“Diario de un viaje”, por Rosana Koch


Cometierra, de Dolores Reyes. Buenos Aires, Editorial Sigilo, 2019, 173 págs. 


                                                     …estoy hablando de visiones que le cortarían el aliento al más macho de los machos.  En sueños veo los crímenes y es como si un aparato de televisión explotara y siguiera viendo,
      en los trocitos de pantalla esparcidos por mi dormitorio, escenas horribles, llantos que nunca acaban.                                                  
2666, de Roberto Bolaño


Unos frascos llenos de tierra, hojas verdes esparcidas a su alrededor, y unas velas ubicadas en el piso, en forma de círculo, iluminan unos carteles de cartulina en los cuales están escritos los siguientes nombres: Vanesa Evangelina Cano, Liliana Olguín, Gisela Romina Varela, Celeste Castillo, Silvia Ricci. El escenario es significativo: anuncia la visita a una escuela secundaria de Escobar de Dolores Reyes, escritora de la novela Cometierra. Uno de los tantos encuentros con sus lectores, porque el recorrido de la escritora por escuelas, medios de comunicación y universidades es intenso desde que su primera novela se convirtió en una de las más leídas desde su edición en mayo de este año. Por otro lado, los nombres que fueron ubicados por los alumnos al lado de las velas son nombres de mujeres víctimas recientes de violencia de género, por lo que el gesto emotivo funciona como mínima reparación y aliciente para seguir pidiendo justicia por los femicidios. Cuerpos silenciados, profanados, quemados, forjando una superficie biopolítica del desecho, del flujo de cadáveres, que acaso pugnan por no caer en la despersonalización y seguir acompañándose de sus nombres propios, de sus historias individuales de vida.

━━━━━━━━━━

Consigna dada a - Reproduce literalmente las entradas desde la primera línea hasta la que contiene "cube-icon: [15, 222, 32, 240]", ambas incluidas.

Entradas dadas -
━━━━━━━━━━

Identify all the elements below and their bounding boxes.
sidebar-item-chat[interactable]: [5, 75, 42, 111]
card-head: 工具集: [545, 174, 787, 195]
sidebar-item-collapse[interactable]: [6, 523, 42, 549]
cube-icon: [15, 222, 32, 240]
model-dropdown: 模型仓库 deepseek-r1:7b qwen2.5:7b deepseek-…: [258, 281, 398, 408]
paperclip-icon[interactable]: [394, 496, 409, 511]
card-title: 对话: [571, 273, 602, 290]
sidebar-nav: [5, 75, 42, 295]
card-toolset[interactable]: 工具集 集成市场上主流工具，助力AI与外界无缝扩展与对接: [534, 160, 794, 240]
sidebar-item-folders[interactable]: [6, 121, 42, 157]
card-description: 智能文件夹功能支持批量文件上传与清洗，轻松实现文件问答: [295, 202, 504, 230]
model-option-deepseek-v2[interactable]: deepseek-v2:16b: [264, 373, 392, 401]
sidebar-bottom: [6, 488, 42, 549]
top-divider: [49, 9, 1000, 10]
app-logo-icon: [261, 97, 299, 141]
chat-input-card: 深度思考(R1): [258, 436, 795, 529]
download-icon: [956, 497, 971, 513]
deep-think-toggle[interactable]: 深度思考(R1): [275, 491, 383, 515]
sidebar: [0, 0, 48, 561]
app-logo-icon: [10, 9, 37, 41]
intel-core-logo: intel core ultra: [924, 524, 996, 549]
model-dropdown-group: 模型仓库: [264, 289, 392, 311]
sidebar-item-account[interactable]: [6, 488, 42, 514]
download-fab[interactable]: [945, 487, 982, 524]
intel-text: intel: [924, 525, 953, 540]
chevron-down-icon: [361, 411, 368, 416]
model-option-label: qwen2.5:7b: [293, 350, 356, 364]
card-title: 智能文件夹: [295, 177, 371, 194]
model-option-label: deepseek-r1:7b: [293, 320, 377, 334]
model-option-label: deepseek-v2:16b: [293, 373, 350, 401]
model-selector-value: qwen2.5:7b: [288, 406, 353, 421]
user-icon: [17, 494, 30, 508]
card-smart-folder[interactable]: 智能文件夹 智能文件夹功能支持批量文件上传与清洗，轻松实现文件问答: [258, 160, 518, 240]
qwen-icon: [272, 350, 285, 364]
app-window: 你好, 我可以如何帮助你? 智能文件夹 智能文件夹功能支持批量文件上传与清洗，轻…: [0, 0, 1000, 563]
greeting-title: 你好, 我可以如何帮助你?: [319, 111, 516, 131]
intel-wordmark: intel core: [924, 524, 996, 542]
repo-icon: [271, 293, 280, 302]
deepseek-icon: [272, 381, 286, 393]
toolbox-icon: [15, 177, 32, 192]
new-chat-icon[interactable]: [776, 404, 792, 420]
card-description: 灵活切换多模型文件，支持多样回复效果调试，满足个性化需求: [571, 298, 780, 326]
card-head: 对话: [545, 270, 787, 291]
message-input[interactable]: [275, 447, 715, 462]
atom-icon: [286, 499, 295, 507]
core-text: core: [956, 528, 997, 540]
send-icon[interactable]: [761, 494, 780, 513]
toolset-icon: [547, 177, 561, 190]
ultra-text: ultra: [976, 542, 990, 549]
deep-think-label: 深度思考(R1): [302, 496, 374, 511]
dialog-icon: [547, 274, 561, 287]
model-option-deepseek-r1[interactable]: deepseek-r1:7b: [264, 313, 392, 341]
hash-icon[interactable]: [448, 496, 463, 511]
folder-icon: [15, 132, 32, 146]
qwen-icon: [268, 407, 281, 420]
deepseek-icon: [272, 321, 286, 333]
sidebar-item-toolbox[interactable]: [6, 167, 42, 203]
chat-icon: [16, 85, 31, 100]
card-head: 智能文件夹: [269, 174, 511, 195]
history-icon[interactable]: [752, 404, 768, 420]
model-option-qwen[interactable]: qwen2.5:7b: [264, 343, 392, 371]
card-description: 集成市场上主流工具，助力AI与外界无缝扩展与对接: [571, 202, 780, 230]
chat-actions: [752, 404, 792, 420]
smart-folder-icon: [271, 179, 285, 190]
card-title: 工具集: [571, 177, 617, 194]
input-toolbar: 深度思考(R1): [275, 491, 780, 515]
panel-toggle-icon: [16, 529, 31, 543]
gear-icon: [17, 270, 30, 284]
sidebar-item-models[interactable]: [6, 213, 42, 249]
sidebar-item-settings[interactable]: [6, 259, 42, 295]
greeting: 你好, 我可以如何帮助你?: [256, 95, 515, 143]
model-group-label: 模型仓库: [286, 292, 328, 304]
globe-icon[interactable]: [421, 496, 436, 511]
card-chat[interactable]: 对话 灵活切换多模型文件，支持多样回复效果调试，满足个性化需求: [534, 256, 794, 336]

━━━━━━━━━━

Consigna dada b - Resume en menos palabras el párrafo de la reseña sobre Cometierra que empieza con "Unos frascos llenos de tierra", sin perder sus datos principales.

Respuesta a -
Identify all the elements below and their bounding boxes.
sidebar-item-chat[interactable]: [5, 75, 42, 111]
card-head: 工具集: [545, 174, 787, 195]
sidebar-item-collapse[interactable]: [6, 523, 42, 549]
cube-icon: [15, 222, 32, 240]

Respuesta b - En una escuela secundaria de Escobar, frascos con tierra, hojas verdes y velas en círculo iluminan carteles con los nombres de Vanesa Evangelina Cano, Liliana Olguín, Gisela Romina Varela, Celeste Castillo y Silvia Ricci. La escena anuncia la visita de Dolores Reyes, autora de Cometierra. Es uno de sus muchos encuentros con lectores, pues la escritora recorre intensamente escuelas, medios y universidades desde que su primera novela, editada en mayo de este año, se volvió una de las más leídas. Los nombres, colocados por los alumnos, son de mujeres víctimas recientes de violencia de género. El gesto funciona como mínima reparación y como aliento para seguir pidiendo justicia por los femicidios. Son cuerpos silenciados, profanados y quemados que acaso luchan por no despersonalizarse y conservar sus nombres y sus historias.